• What the task asks: Skip all pictures, then print the remaining material exactly.

(Data entries)
= = = = =

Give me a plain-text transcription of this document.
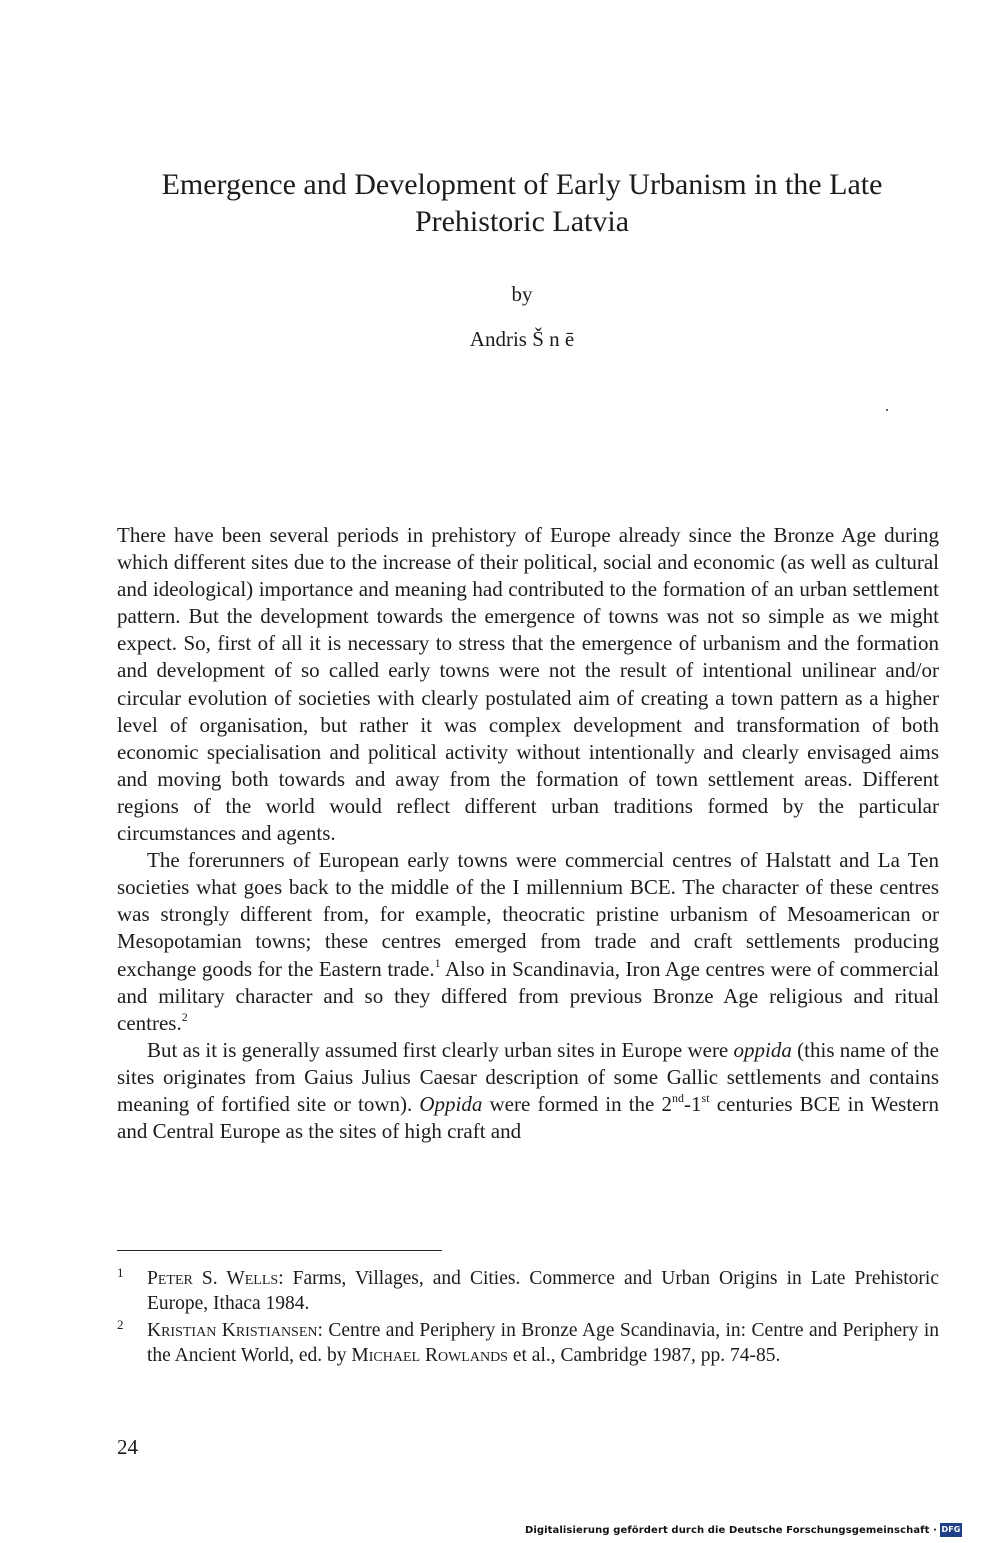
Emergence and Development of Early Urbanism in the Late Prehistoric Latvia
by
Andris Š n ē

There have been several periods in prehistory of Europe already since the Bronze Age during which different sites due to the increase of their political, social and economic (as well as cultural and ideological) importance and meaning had contributed to the formation of an urban settlement pattern. But the development towards the emergence of towns was not so simple as we might expect. So, first of all it is necessary to stress that the emergence of urbanism and the formation and development of so called early towns were not the result of intentional unilinear and/or circular evolution of societies with clearly postulated aim of creating a town pattern as a higher level of organisation, but rather it was complex development and transformation of both economic specialisation and political activity without intentionally and clearly envisaged aims and moving both towards and away from the formation of town settlement areas. Different regions of the world would reflect different urban traditions formed by the particular circumstances and agents.

The forerunners of European early towns were commercial centres of Halstatt and La Ten societies what goes back to the middle of the I millennium BCE. The character of these centres was strongly different from, for example, theocratic pristine urbanism of Mesoamerican or Mesopotamian towns; these centres emerged from trade and craft settlements producing exchange goods for the Eastern trade.$^1$ Also in Scandinavia, Iron Age centres were of commercial and military character and so they differed from previous Bronze Age religious and ritual centres.$^2$

But as it is generally assumed first clearly urban sites in Europe were oppida (this name of the sites originates from Gaius Julius Caesar description of some Gallic settlements and contains meaning of fortified site or town). Oppida were formed in the 2nd-1st centuries BCE in Western and Central Europe as the sites of high craft and

1 Peter S. Wells: Farms, Villages, and Cities. Commerce and Urban Origins in Late Prehistoric Europe, Ithaca 1984.

2 Kristian Kristiansen: Centre and Periphery in Bronze Age Scandinavia, in: Centre and Periphery in the Ancient World, ed. by Michael Rowlands et al., Cambridge 1987, pp. 74-85.

24
Digitalisierung gefördert durch die Deutsche Forschungsgemeinschaft · DFG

= = = = =

• Solution to this exercise:
Give me a plain-text transcription of this document.
Emergence and Development of Early Urbanism in the Late Prehistoric Latvia
by
Andris Š n ē

There have been several periods in prehistory of Europe already since the Bronze Age during which different sites due to the increase of their political, social and economic (as well as cultural and ideological) importance and meaning had contributed to the formation of an urban settlement pattern. But the development towards the emergence of towns was not so simple as we might expect. So, first of all it is necessary to stress that the emergence of urbanism and the formation and development of so called early towns were not the result of intentional unilinear and/or circular evolution of societies with clearly postulated aim of creating a town pattern as a higher level of organisation, but rather it was complex development and transformation of both economic specialisation and political activity without intentionally and clearly envisaged aims and moving both towards and away from the formation of town settlement areas. Different regions of the world would reflect different urban traditions formed by the particular circumstances and agents.

The forerunners of European early towns were commercial centres of Halstatt and La Ten societies what goes back to the middle of the I millennium BCE. The character of these centres was strongly different from, for example, theocratic pristine urbanism of Mesoamerican or Mesopotamian towns; these centres emerged from trade and craft settlements producing exchange goods for the Eastern trade.$^1$ Also in Scandinavia, Iron Age centres were of commercial and military character and so they differed from previous Bronze Age religious and ritual centres.$^2$

But as it is generally assumed first clearly urban sites in Europe were oppida (this name of the sites originates from Gaius Julius Caesar description of some Gallic settlements and contains meaning of fortified site or town). Oppida were formed in the 2nd-1st centuries BCE in Western and Central Europe as the sites of high craft and

1 Peter S. Wells: Farms, Villages, and Cities. Commerce and Urban Origins in Late Prehistoric Europe, Ithaca 1984.

2 Kristian Kristiansen: Centre and Periphery in Bronze Age Scandinavia, in: Centre and Periphery in the Ancient World, ed. by Michael Rowlands et al., Cambridge 1987, pp. 74-85.

24
Digitalisierung gefördert durch die Deutsche Forschungsgemeinschaft · DFG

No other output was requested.